Data items
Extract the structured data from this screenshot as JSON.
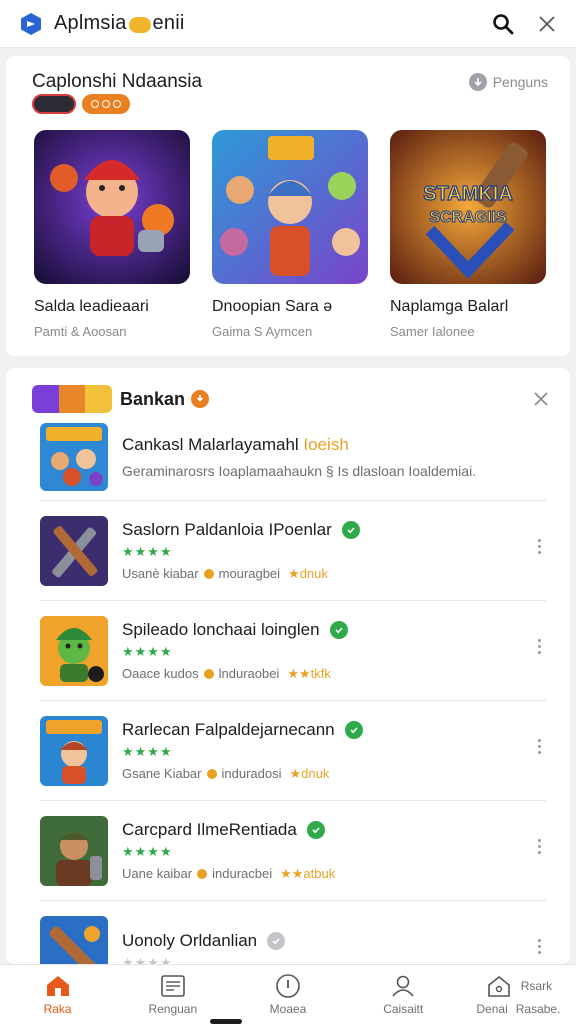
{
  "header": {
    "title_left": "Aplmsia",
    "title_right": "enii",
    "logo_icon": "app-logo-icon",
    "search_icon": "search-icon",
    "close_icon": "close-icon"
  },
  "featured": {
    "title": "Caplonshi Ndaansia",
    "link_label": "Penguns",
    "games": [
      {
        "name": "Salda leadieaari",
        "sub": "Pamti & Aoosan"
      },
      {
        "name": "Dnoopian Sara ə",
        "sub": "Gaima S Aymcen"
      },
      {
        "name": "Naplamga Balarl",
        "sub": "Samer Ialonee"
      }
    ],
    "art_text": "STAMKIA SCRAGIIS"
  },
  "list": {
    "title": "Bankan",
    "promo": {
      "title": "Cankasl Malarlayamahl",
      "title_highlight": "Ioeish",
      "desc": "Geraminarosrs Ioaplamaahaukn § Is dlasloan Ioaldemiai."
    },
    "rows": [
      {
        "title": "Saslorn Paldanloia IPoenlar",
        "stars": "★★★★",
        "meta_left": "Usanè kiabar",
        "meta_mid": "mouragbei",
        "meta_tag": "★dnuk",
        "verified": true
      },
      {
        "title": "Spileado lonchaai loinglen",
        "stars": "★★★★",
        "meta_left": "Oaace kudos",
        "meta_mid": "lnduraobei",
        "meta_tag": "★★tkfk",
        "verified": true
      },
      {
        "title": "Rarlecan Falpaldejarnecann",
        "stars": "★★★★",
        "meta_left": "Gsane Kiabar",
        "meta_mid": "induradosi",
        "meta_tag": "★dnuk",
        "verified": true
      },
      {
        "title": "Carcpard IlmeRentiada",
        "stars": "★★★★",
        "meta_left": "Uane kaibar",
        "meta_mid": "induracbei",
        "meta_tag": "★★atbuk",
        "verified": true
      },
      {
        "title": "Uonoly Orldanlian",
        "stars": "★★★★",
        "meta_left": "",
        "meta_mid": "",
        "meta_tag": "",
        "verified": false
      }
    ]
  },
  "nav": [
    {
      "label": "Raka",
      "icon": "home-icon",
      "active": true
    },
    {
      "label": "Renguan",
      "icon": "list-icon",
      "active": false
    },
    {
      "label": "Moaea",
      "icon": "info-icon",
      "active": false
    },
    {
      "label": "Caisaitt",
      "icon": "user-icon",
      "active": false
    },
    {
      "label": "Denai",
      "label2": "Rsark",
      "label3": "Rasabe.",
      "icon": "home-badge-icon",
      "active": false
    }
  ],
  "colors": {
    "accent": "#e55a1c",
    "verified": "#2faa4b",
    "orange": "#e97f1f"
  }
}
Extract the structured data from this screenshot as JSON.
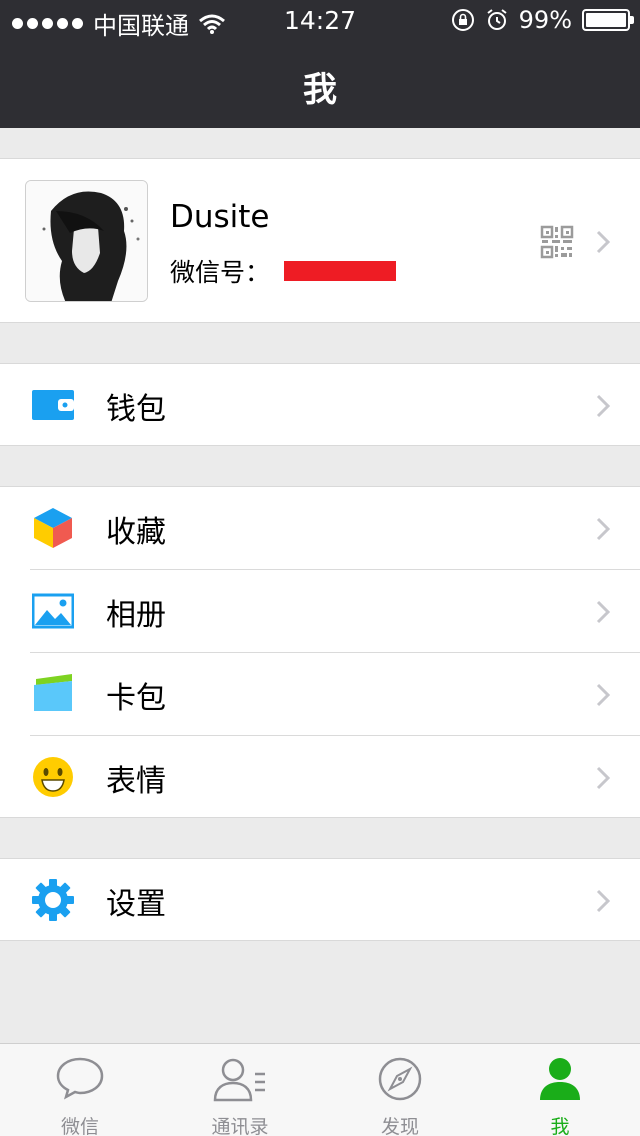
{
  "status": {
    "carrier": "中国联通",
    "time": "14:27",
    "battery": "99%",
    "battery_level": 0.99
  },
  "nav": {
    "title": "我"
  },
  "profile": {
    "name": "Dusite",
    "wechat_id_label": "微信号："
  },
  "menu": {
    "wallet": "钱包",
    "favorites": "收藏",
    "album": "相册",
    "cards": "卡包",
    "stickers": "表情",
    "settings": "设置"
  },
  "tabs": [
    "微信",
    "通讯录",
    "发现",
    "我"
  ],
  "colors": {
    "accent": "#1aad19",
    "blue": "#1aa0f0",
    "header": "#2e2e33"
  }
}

[Set task] Write out all the records again, exactly, minus any pictures.

[Exercise response]
Extract the structured data from this screenshot as JSON.
{
  "header": {
    "title_left": "Aplmsia",
    "title_right": "enii",
    "logo_icon": "app-logo-icon",
    "search_icon": "search-icon",
    "close_icon": "close-icon"
  },
  "featured": {
    "title": "Caplonshi Ndaansia",
    "link_label": "Penguns",
    "games": [
      {
        "name": "Salda leadieaari",
        "sub": "Pamti & Aoosan"
      },
      {
        "name": "Dnoopian Sara ə",
        "sub": "Gaima S Aymcen"
      },
      {
        "name": "Naplamga Balarl",
        "sub": "Samer Ialonee"
      }
    ],
    "art_text": "STAMKIA SCRAGIIS"
  },
  "list": {
    "title": "Bankan",
    "promo": {
      "title": "Cankasl Malarlayamahl",
      "title_highlight": "Ioeish",
      "desc": "Geraminarosrs Ioaplamaahaukn § Is dlasloan Ioaldemiai."
    },
    "rows": [
      {
        "title": "Saslorn Paldanloia IPoenlar",
        "stars": "★★★★",
        "meta_left": "Usanè kiabar",
        "meta_mid": "mouragbei",
        "meta_tag": "★dnuk",
        "verified": true
      },
      {
        "title": "Spileado lonchaai loinglen",
        "stars": "★★★★",
        "meta_left": "Oaace kudos",
        "meta_mid": "lnduraobei",
        "meta_tag": "★★tkfk",
        "verified": true
      },
      {
        "title": "Rarlecan Falpaldejarnecann",
        "stars": "★★★★",
        "meta_left": "Gsane Kiabar",
        "meta_mid": "induradosi",
        "meta_tag": "★dnuk",
        "verified": true
      },
      {
        "title": "Carcpard IlmeRentiada",
        "stars": "★★★★",
        "meta_left": "Uane kaibar",
        "meta_mid": "induracbei",
        "meta_tag": "★★atbuk",
        "verified": true
      },
      {
        "title": "Uonoly Orldanlian",
        "stars": "★★★★",
        "meta_left": "",
        "meta_mid": "",
        "meta_tag": "",
        "verified": false
      }
    ]
  },
  "nav": [
    {
      "label": "Raka",
      "icon": "home-icon",
      "active": true
    },
    {
      "label": "Renguan",
      "icon": "list-icon",
      "active": false
    },
    {
      "label": "Moaea",
      "icon": "info-icon",
      "active": false
    },
    {
      "label": "Caisaitt",
      "icon": "user-icon",
      "active": false
    },
    {
      "label": "Denai",
      "label2": "Rsark",
      "label3": "Rasabe.",
      "icon": "home-badge-icon",
      "active": false
    }
  ],
  "colors": {
    "accent": "#e55a1c",
    "verified": "#2faa4b",
    "orange": "#e97f1f"
  }
}
Extract the structured data from this screenshot as JSON.
{
  "status": {
    "carrier": "中国联通",
    "time": "14:27",
    "battery": "99%",
    "battery_level": 0.99
  },
  "nav": {
    "title": "我"
  },
  "profile": {
    "name": "Dusite",
    "wechat_id_label": "微信号："
  },
  "menu": {
    "wallet": "钱包",
    "favorites": "收藏",
    "album": "相册",
    "cards": "卡包",
    "stickers": "表情",
    "settings": "设置"
  },
  "tabs": [
    "微信",
    "通讯录",
    "发现",
    "我"
  ],
  "colors": {
    "accent": "#1aad19",
    "blue": "#1aa0f0",
    "header": "#2e2e33"
  }
}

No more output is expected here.